Despite the controversy Harley was able to subsequently pass the Treaty of Utrecht in 1713. However, the narrow Tory majority in the Lords disappeared in 1714 following the Hanoverian Succession when the Tory government was replaced by George I. Harley's alleged abuse of royal power and the violation of the constitution were part of the articles of impeachment against him, when he was prosecuted by Parliament in 1715.

In 1719 partly in a response to Harley's earlier creations, the Whig government of James Stanhope proposed a Peerage Bill which would have largely limited further expansion of the House of Lords. However, this was defeated and the size of the Lords continued to grow during the eighteenth century.

==Full list of the new peers==
- Allen Bathurst, created Baron Bathurst
- Charles Bruce, Viscount Bruce of Ampthill, created Baron Bruce by acceleration
- James Compton, Lord Compton, created Baron Compton by acceleration
- Thomas Foley, created Baron Foley
- George Granville, created Baron Landsdowne
- George Hay, Viscount Dupplin, created Baron Hay
- Sir Thomas Mansel, 5th Baronet, created Baron Mansel
- Samuel Masham, created Baron Masham
- Henry Paget, created Baron Burton
- Thomas Trevor, created Baron Trevor
- Sir Thomas Willoughby, 2nd Baronet, created Baron Middleton
- Thomas Windsor, 1st Viscount Windsor, created Baron Mountjoy (Viscount Windsor was a title in the Peerage of Ireland, which did not entitle its holder to a seat in the British House of Lords.)

◆ List of tasks ◆
**a)** In the passage on Harley's new peers, what would the Peerage Bill proposed in 1719 have largely limited?
**b)** Which years are mentioned in the passage on Harley's new peers? List every one.
**c)** Extend the passage on Harley's new peers, picking up after its last entry about Thomas Windsor.

◆ Data shown ◆
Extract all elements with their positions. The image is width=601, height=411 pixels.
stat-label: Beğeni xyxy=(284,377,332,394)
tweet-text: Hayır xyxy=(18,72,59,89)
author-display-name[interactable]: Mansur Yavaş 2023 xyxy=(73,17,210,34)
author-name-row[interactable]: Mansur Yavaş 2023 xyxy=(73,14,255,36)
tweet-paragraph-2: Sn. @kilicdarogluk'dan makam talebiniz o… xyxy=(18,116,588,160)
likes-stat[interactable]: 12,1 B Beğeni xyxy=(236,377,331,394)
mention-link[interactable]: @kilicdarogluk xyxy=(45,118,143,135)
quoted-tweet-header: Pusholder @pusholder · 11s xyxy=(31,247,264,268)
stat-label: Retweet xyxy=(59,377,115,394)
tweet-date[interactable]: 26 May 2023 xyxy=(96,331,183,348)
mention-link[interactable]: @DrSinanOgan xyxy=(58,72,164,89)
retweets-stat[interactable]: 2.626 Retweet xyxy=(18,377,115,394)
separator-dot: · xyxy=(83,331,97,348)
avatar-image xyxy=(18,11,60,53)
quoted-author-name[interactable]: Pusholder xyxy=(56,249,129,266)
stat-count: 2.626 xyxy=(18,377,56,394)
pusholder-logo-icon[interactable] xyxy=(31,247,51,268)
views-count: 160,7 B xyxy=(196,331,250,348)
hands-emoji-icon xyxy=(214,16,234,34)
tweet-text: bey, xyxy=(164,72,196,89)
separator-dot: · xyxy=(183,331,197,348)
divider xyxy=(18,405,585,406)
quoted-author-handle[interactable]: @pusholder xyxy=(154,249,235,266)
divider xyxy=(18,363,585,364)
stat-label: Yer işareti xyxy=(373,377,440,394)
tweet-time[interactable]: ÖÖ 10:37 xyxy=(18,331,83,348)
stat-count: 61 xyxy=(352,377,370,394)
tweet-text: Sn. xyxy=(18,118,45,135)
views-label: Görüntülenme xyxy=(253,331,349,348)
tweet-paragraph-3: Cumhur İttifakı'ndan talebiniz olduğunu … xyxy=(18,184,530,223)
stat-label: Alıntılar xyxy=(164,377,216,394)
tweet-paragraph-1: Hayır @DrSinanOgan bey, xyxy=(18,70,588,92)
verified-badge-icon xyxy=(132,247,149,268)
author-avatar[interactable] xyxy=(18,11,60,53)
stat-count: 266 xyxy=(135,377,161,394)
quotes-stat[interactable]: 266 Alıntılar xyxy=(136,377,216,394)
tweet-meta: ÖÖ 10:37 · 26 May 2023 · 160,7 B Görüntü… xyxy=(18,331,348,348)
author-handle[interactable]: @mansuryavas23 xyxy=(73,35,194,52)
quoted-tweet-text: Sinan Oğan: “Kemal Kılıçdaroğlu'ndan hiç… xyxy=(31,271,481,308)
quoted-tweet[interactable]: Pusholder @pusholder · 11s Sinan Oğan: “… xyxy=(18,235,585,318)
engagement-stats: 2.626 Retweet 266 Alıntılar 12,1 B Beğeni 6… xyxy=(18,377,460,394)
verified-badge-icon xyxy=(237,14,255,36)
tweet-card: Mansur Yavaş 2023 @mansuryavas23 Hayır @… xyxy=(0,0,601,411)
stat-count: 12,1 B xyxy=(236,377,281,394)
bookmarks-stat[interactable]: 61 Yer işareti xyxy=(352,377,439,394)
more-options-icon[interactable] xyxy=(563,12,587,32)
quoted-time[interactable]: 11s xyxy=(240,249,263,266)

◆ Solved problems ◆
**a)** Further expansion of the House of Lords.

**b)** 1713, 1714, 1715, 1719

**c)**
==Bibliography==
- Colley, Linda. In Defiance of Oligarchy: The Tory Party 1714-60. Cambridge University Press, 1985.
- Hill, Brian W. Robert Harley. Speaker, Secretary of State and Premier Minister. Yale University Press, 1998.
- Jones, Clyve. Pillar of the Constitution: The House of Lords in British Politics, 1640-1784. Bloomsbury Publishing, 2010.
- Rogers, The Life and Times of Thomas, Lord Coningsby: The Whig Hangman and His Victims. A&C Black, 2011.